• [INSTRUCTIONS TO FOLLOW] Search the entries for the word "color" and pull out each line that has it.

+++++

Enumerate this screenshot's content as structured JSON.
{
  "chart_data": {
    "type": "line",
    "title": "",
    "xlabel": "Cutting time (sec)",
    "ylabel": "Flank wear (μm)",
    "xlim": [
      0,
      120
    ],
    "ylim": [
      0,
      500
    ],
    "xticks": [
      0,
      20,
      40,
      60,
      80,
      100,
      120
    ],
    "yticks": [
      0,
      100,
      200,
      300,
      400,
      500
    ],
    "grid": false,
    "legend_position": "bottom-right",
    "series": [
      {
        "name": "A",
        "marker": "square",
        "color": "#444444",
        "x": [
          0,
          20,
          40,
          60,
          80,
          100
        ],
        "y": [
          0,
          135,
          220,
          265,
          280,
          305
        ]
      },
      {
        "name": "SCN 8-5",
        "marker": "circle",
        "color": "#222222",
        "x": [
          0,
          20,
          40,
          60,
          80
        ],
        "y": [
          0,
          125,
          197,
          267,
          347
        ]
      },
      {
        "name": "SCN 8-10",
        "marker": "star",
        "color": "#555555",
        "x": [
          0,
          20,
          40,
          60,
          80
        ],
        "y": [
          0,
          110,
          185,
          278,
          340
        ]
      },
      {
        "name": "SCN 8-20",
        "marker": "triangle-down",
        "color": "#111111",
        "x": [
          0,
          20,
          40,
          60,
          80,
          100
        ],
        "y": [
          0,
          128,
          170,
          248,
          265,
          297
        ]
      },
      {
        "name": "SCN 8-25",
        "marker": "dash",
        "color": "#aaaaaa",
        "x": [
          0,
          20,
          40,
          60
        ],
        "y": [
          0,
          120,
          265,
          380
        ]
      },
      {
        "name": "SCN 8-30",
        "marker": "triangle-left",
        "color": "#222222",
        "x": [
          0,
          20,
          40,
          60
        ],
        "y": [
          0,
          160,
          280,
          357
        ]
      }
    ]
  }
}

+++++

• [RESULT OF THE EXERCISE]
        "color": "#444444",
        "color": "#222222",
        "color": "#555555",
        "color": "#111111",
        "color": "#aaaaaa",
        "color": "#222222",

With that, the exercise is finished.